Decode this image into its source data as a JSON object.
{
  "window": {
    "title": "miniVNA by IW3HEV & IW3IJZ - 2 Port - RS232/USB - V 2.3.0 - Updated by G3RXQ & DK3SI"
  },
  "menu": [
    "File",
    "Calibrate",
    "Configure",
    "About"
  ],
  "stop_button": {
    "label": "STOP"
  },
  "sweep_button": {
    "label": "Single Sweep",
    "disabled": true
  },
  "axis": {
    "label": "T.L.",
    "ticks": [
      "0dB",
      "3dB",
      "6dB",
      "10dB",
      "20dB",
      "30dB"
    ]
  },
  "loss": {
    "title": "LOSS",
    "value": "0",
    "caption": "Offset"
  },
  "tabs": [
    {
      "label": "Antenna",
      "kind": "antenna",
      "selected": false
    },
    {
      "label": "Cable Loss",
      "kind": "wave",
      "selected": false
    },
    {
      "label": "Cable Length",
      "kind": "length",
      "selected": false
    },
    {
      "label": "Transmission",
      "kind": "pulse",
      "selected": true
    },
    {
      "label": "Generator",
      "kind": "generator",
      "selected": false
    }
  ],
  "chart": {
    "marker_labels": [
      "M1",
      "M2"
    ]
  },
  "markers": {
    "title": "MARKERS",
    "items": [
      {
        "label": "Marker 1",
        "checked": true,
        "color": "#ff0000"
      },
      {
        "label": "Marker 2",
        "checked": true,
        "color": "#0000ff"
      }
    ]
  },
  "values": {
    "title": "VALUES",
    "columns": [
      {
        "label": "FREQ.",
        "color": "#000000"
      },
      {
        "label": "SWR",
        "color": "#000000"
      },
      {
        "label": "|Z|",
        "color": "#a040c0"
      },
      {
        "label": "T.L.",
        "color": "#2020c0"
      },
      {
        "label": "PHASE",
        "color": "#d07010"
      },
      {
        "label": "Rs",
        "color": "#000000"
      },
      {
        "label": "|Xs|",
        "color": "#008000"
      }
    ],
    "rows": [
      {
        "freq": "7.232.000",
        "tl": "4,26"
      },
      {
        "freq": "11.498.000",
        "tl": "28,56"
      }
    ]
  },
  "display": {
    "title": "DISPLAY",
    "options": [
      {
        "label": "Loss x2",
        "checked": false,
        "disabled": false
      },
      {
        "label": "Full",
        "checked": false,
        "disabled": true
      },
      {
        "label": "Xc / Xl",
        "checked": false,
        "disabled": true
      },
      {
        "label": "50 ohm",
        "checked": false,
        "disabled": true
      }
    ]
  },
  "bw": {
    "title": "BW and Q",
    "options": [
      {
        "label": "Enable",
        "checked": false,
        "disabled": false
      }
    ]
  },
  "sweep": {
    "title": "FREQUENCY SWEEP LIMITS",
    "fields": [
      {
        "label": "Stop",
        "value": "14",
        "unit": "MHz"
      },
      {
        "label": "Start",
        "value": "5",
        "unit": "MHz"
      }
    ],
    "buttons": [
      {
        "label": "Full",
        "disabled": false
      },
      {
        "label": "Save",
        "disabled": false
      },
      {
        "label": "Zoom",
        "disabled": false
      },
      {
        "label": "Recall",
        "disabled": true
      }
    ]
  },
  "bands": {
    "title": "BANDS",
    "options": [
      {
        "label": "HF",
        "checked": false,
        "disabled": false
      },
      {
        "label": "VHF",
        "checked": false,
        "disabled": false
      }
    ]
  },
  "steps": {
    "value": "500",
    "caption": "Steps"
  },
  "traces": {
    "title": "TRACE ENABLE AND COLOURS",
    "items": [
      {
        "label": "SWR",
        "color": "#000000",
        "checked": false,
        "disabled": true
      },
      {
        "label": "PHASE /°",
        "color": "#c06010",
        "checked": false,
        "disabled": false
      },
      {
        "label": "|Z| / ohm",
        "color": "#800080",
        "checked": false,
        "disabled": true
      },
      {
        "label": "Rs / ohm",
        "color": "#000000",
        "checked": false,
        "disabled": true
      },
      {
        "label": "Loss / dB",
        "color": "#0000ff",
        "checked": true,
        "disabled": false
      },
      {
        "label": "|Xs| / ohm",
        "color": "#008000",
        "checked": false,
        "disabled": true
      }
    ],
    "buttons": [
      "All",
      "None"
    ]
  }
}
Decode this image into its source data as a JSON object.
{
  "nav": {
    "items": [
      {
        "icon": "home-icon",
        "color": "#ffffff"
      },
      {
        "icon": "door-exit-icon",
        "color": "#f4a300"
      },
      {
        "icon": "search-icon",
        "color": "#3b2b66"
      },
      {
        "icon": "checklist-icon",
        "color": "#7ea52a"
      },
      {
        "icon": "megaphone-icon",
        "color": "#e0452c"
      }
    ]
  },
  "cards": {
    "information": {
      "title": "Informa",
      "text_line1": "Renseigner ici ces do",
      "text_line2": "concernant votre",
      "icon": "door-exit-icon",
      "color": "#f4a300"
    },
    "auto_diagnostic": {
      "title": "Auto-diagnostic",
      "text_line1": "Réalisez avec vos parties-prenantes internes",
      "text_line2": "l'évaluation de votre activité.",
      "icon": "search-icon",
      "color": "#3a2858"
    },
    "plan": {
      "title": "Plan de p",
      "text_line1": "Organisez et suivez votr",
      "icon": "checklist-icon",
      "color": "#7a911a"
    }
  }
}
• • •
TASK INSTRUCTIONS
Restate the whole listing exactly.

ANSWER
Decode this image into its source data as a JSON object.
{
  "window": {
    "title": "miniVNA by IW3HEV & IW3IJZ - 2 Port - RS232/USB - V 2.3.0 - Updated by G3RXQ & DK3SI"
  },
  "menu": [
    "File",
    "Calibrate",
    "Configure",
    "About"
  ],
  "stop_button": {
    "label": "STOP"
  },
  "sweep_button": {
    "label": "Single Sweep",
    "disabled": true
  },
  "axis": {
    "label": "T.L.",
    "ticks": [
      "0dB",
      "3dB",
      "6dB",
      "10dB",
      "20dB",
      "30dB"
    ]
  },
  "loss": {
    "title": "LOSS",
    "value": "0",
    "caption": "Offset"
  },
  "tabs": [
    {
      "label": "Antenna",
      "kind": "antenna",
      "selected": false
    },
    {
      "label": "Cable Loss",
      "kind": "wave",
      "selected": false
    },
    {
      "label": "Cable Length",
      "kind": "length",
      "selected": false
    },
    {
      "label": "Transmission",
      "kind": "pulse",
      "selected": true
    },
    {
      "label": "Generator",
      "kind": "generator",
      "selected": false
    }
  ],
  "chart": {
    "marker_labels": [
      "M1",
      "M2"
    ]
  },
  "markers": {
    "title": "MARKERS",
    "items": [
      {
        "label": "Marker 1",
        "checked": true,
        "color": "#ff0000"
      },
      {
        "label": "Marker 2",
        "checked": true,
        "color": "#0000ff"
      }
    ]
  },
  "values": {
    "title": "VALUES",
    "columns": [
      {
        "label": "FREQ.",
        "color": "#000000"
      },
      {
        "label": "SWR",
        "color": "#000000"
      },
      {
        "label": "|Z|",
        "color": "#a040c0"
      },
      {
        "label": "T.L.",
        "color": "#2020c0"
      },
      {
        "label": "PHASE",
        "color": "#d07010"
      },
      {
        "label": "Rs",
        "color": "#000000"
      },
      {
        "label": "|Xs|",
        "color": "#008000"
      }
    ],
    "rows": [
      {
        "freq": "7.232.000",
        "tl": "4,26"
      },
      {
        "freq": "11.498.000",
        "tl": "28,56"
      }
    ]
  },
  "display": {
    "title": "DISPLAY",
    "options": [
      {
        "label": "Loss x2",
        "checked": false,
        "disabled": false
      },
      {
        "label": "Full",
        "checked": false,
        "disabled": true
      },
      {
        "label": "Xc / Xl",
        "checked": false,
        "disabled": true
      },
      {
        "label": "50 ohm",
        "checked": false,
        "disabled": true
      }
    ]
  },
  "bw": {
    "title": "BW and Q",
    "options": [
      {
        "label": "Enable",
        "checked": false,
        "disabled": false
      }
    ]
  },
  "sweep": {
    "title": "FREQUENCY SWEEP LIMITS",
    "fields": [
      {
        "label": "Stop",
        "value": "14",
        "unit": "MHz"
      },
      {
        "label": "Start",
        "value": "5",
        "unit": "MHz"
      }
    ],
    "buttons": [
      {
        "label": "Full",
        "disabled": false
      },
      {
        "label": "Save",
        "disabled": false
      },
      {
        "label": "Zoom",
        "disabled": false
      },
      {
        "label": "Recall",
        "disabled": true
      }
    ]
  },
  "bands": {
    "title": "BANDS",
    "options": [
      {
        "label": "HF",
        "checked": false,
        "disabled": false
      },
      {
        "label": "VHF",
        "checked": false,
        "disabled": false
      }
    ]
  },
  "steps": {
    "value": "500",
    "caption": "Steps"
  },
  "traces": {
    "title": "TRACE ENABLE AND COLOURS",
    "items": [
      {
        "label": "SWR",
        "color": "#000000",
        "checked": false,
        "disabled": true
      },
      {
        "label": "PHASE /°",
        "color": "#c06010",
        "checked": false,
        "disabled": false
      },
      {
        "label": "|Z| / ohm",
        "color": "#800080",
        "checked": false,
        "disabled": true
      },
      {
        "label": "Rs / ohm",
        "color": "#000000",
        "checked": false,
        "disabled": true
      },
      {
        "label": "Loss / dB",
        "color": "#0000ff",
        "checked": true,
        "disabled": false
      },
      {
        "label": "|Xs| / ohm",
        "color": "#008000",
        "checked": false,
        "disabled": true
      }
    ],
    "buttons": [
      "All",
      "None"
    ]
  }
}
Decode this image into its source data as a JSON object.
{
  "nav": {
    "items": [
      {
        "icon": "home-icon",
        "color": "#ffffff"
      },
      {
        "icon": "door-exit-icon",
        "color": "#f4a300"
      },
      {
        "icon": "search-icon",
        "color": "#3b2b66"
      },
      {
        "icon": "checklist-icon",
        "color": "#7ea52a"
      },
      {
        "icon": "megaphone-icon",
        "color": "#e0452c"
      }
    ]
  },
  "cards": {
    "information": {
      "title": "Informa",
      "text_line1": "Renseigner ici ces do",
      "text_line2": "concernant votre",
      "icon": "door-exit-icon",
      "color": "#f4a300"
    },
    "auto_diagnostic": {
      "title": "Auto-diagnostic",
      "text_line1": "Réalisez avec vos parties-prenantes internes",
      "text_line2": "l'évaluation de votre activité.",
      "icon": "search-icon",
      "color": "#3a2858"
    },
    "plan": {
      "title": "Plan de p",
      "text_line1": "Organisez et suivez votr",
      "icon": "checklist-icon",
      "color": "#7a911a"
    }
  }
}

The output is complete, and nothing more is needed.